**INFORMATION PROVIDED:**
■ ■ ■ ■

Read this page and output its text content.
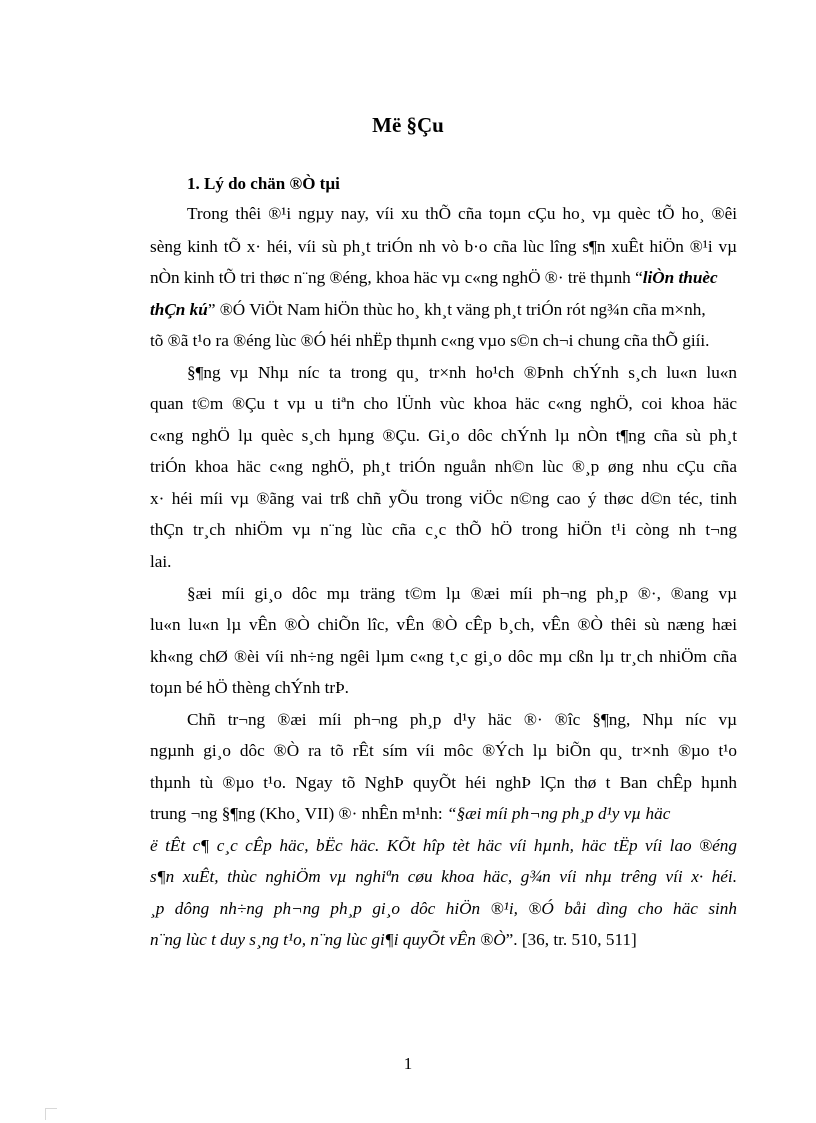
Më §Çu
1. Lý do chän ®Ò tµi
Trong thêi ®¹i ngµy nay, víi xu thÕ cña toµn cÇu ho¸ vµ quèc tÕ ho¸ ®êi
sèng kinh tÕ x· héi, víi sù ph¸t triÓn nh vò b·o cña lùc lîng s¶n xuÊt hiÖn ®¹i vµ
nÒn kinh tÕ tri thøc n¨ng ®éng, khoa häc vµ c«ng nghÖ ®· trë thµnh “liÒn thuèc
thÇn kú” ®Ó ViÖt Nam hiÖn thùc ho¸ kh¸t väng ph¸t triÓn rót ng¾n cña m×nh,
tõ ®ã t¹o ra ®éng lùc ®Ó héi nhËp thµnh c«ng vµo s©n ch¬i chung cña thÕ giíi.
§¶ng vµ Nhµ níc ta trong qu¸ tr×nh ho¹ch ®Þnh chÝnh s¸ch lu«n lu«n
quan t©m ®Çu t vµ u tiªn cho lÜnh vùc khoa häc c«ng nghÖ, coi khoa häc
c«ng nghÖ lµ quèc s¸ch hµng ®Çu. Gi¸o dôc chÝnh lµ nÒn t¶ng cña sù ph¸t
triÓn khoa häc c«ng nghÖ, ph¸t triÓn nguån nh©n lùc ®¸p øng nhu cÇu cña
x· héi míi vµ ®ãng vai trß chñ yÕu trong viÖc n©ng cao ý thøc d©n téc, tinh
thÇn tr¸ch nhiÖm vµ n¨ng lùc cña c¸c thÕ hÖ trong hiÖn t¹i còng nh t¬ng
lai.
§æi míi gi¸o dôc mµ träng t©m lµ ®æi míi ph¬ng ph¸p ®·, ®ang vµ
lu«n lu«n lµ vÊn ®Ò chiÕn lîc, vÊn ®Ò cÊp b¸ch, vÊn ®Ò thêi sù næng hæi
kh«ng chØ ®èi víi nh÷ng ngêi lµm c«ng t¸c gi¸o dôc mµ cßn lµ tr¸ch nhiÖm cña
toµn bé hÖ thèng chÝnh trÞ.
Chñ tr¬ng ®æi míi ph¬ng ph¸p d¹y häc ®· ®îc §¶ng, Nhµ níc vµ
ngµnh gi¸o dôc ®Ò ra tõ rÊt sím víi môc ®Ých lµ biÕn qu¸ tr×nh ®µo t¹o
thµnh tù ®µo t¹o. Ngay tõ NghÞ quyÕt héi nghÞ lÇn thø t Ban chÊp hµnh
trung ¬ng §¶ng (Kho¸ VII) ®· nhÊn m¹nh: “§æi míi ph¬ng ph¸p d¹y vµ häc
ë tÊt c¶ c¸c cÊp häc, bËc häc. KÕt hîp tèt häc víi hµnh, häc tËp víi lao ®éng
s¶n xuÊt, thùc nghiÖm vµ nghiªn cøu khoa häc, g¾n víi nhµ trêng víi x· héi.
¸p dông nh÷ng ph¬ng ph¸p gi¸o dôc hiÖn ®¹i, ®Ó båi dìng cho häc sinh
n¨ng lùc t duy s¸ng t¹o, n¨ng lùc gi¶i quyÕt vÊn ®Ò”. [36, tr. 510, 511]
1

■ ■ ■ ■

**EXERCISE DESCRIPTION:**
Copy out all lines above that include the string "chÝnh".

**SOLUTION FOR THIS TASK:**
§¶ng vµ Nhµ níc ta trong qu¸ tr×nh ho¹ch ®Þnh chÝnh s¸ch lu«n lu«n
c«ng nghÖ lµ quèc s¸ch hµng ®Çu. Gi¸o dôc chÝnh lµ nÒn t¶ng cña sù ph¸t
toµn bé hÖ thèng chÝnh trÞ.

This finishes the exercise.